» What is asked: Each line that holds the string "your" counts once; say how many such lines there are and add nothing.

» Data in this exercise:

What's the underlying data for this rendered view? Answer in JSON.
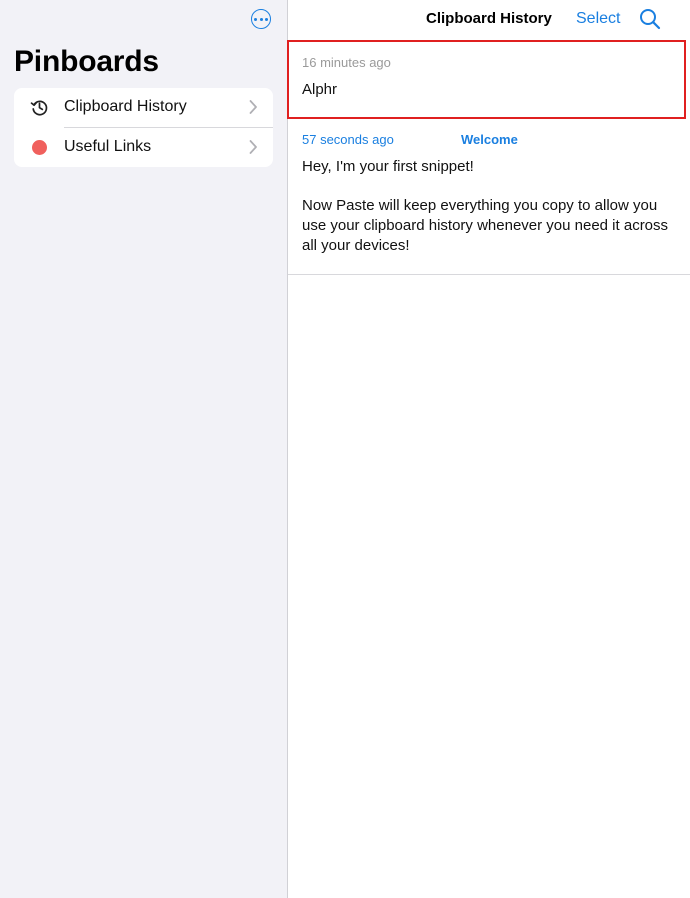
{
  "sidebar": {
    "title": "Pinboards",
    "more_icon": "more-ellipsis-circle-icon",
    "items": [
      {
        "label": "Clipboard History",
        "icon": "clock-history-icon"
      },
      {
        "label": "Useful Links",
        "icon": "red-dot-icon",
        "color": "#f0605d"
      }
    ]
  },
  "header": {
    "title": "Clipboard History",
    "select_label": "Select",
    "search_icon": "search-icon"
  },
  "clips": [
    {
      "time": "16 minutes ago",
      "text": "Alphr",
      "highlighted": true
    },
    {
      "time": "57 seconds ago",
      "tag": "Welcome",
      "paragraphs": [
        "Hey, I'm your first snippet!",
        "Now Paste will keep everything you copy to allow you use your clipboard history whenever you need it across all your devices!"
      ]
    }
  ],
  "colors": {
    "accent": "#1a7fe0",
    "highlight_border": "#e02020",
    "sidebar_bg": "#f2f2f7"
  }
}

» Finished task: 2